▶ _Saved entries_
_ _ _ _ _

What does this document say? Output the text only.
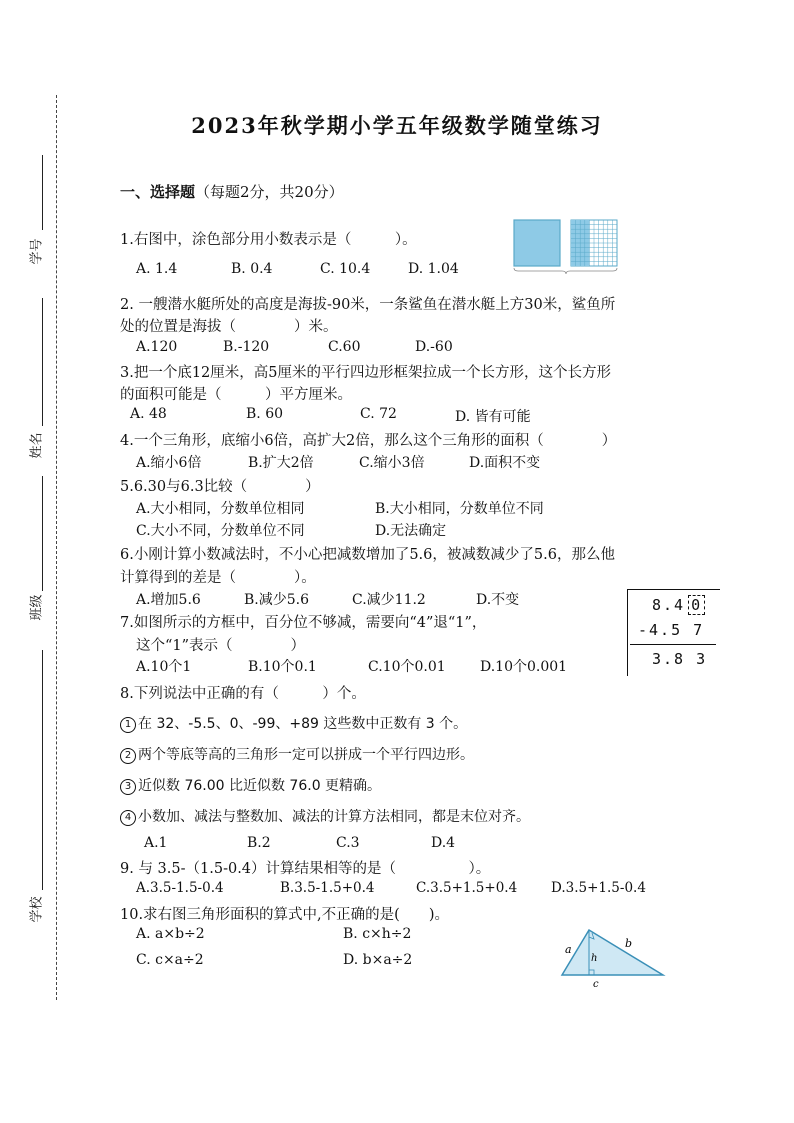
学号
姓名
班级
学校
2023年秋学期小学五年级数学随堂练习
一、选择题（每题2分，共20分）
1.右图中，涂色部分用小数表示是（　　　）。
A. 1.4	B. 0.4	C. 10.4	D. 1.04
2. 一艘潜水艇所处的高度是海拔-90米，一条鲨鱼在潜水艇上方30米，鲨鱼所
处的位置是海拔（　　　　）米。
A.120	B.-120	C.60	D.-60
3.把一个底12厘米，高5厘米的平行四边形框架拉成一个长方形，这个长方形
的面积可能是（　　　）平方厘米。
A. 48	B. 60	C. 72	D. 皆有可能
4.一个三角形，底缩小6倍，高扩大2倍，那么这个三角形的面积（　　　　）
A.缩小6倍	B.扩大2倍	C.缩小3倍	D.面积不变
5.6.30与6.3比较（　　　　）
A.大小相同，分数单位相同	B.大小相同，分数单位不同
C.大小不同，分数单位不同	D.无法确定
6.小刚计算小数减法时，不小心把减数增加了5.6，被减数减少了5.6，那么他
计算得到的差是（　　　　）。
A.增加5.6	B.减少5.6	C.减少11.2	D.不变
7.如图所示的方框中，百分位不够减，需要向“4”退“1”，
这个“1”表示（　　　　）
A.10个1	B.10个0.1	C.10个0.01 D.10个0.001
8.4 0
-4.5 7
3.8 3
8.下列说法中正确的有（　　　）个。
1 在 32、-5.5、0、-99、+89 这些数中正数有 3 个。
2 两个等底等高的三角形一定可以拼成一个平行四边形。
3 近似数 76.00 比近似数 76.0 更精确。
4 小数加、减法与整数加、减法的计算方法相同，都是末位对齐。
A.1	B.2	C.3	D.4
9. 与 3.5-（1.5-0.4）计算结果相等的是（　　　　　）。
A.3.5-1.5-0.4	B.3.5-1.5+0.4	C.3.5+1.5+0.4	D.3.5+1.5-0.4
10.求右图三角形面积的算式中,不正确的是(　　)。
A. a×b÷2	B. c×h÷2
C. c×a÷2	D. b×a÷2
a	b
h
c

_ _ _ _ _

▶ _Requirement_
Your task is to repeat the data above exactly while excluding the pictures.

▶ _Complete answer_
What does this document say? Output the text only.
学号
姓名
班级
学校
2023年秋学期小学五年级数学随堂练习
一、选择题（每题2分，共20分）
1.右图中，涂色部分用小数表示是（　　　）。
A. 1.4	B. 0.4	C. 10.4	D. 1.04
2. 一艘潜水艇所处的高度是海拔-90米，一条鲨鱼在潜水艇上方30米，鲨鱼所
处的位置是海拔（　　　　）米。
A.120	B.-120	C.60	D.-60
3.把一个底12厘米，高5厘米的平行四边形框架拉成一个长方形，这个长方形
的面积可能是（　　　）平方厘米。
A. 48	B. 60	C. 72	D. 皆有可能
4.一个三角形，底缩小6倍，高扩大2倍，那么这个三角形的面积（　　　　）
A.缩小6倍	B.扩大2倍	C.缩小3倍	D.面积不变
5.6.30与6.3比较（　　　　）
A.大小相同，分数单位相同	B.大小相同，分数单位不同
C.大小不同，分数单位不同	D.无法确定
6.小刚计算小数减法时，不小心把减数增加了5.6，被减数减少了5.6，那么他
计算得到的差是（　　　　）。
A.增加5.6	B.减少5.6	C.减少11.2	D.不变
7.如图所示的方框中，百分位不够减，需要向“4”退“1”，
这个“1”表示（　　　　）
A.10个1	B.10个0.1	C.10个0.01 D.10个0.001
8.4 0
-4.5 7
3.8 3
8.下列说法中正确的有（　　　）个。
1 在 32、-5.5、0、-99、+89 这些数中正数有 3 个。
2 两个等底等高的三角形一定可以拼成一个平行四边形。
3 近似数 76.00 比近似数 76.0 更精确。
4 小数加、减法与整数加、减法的计算方法相同，都是末位对齐。
A.1	B.2	C.3	D.4
9. 与 3.5-（1.5-0.4）计算结果相等的是（　　　　　）。
A.3.5-1.5-0.4	B.3.5-1.5+0.4	C.3.5+1.5+0.4	D.3.5+1.5-0.4
10.求右图三角形面积的算式中,不正确的是(　　)。
A. a×b÷2	B. c×h÷2
C. c×a÷2	D. b×a÷2
a	b
h
c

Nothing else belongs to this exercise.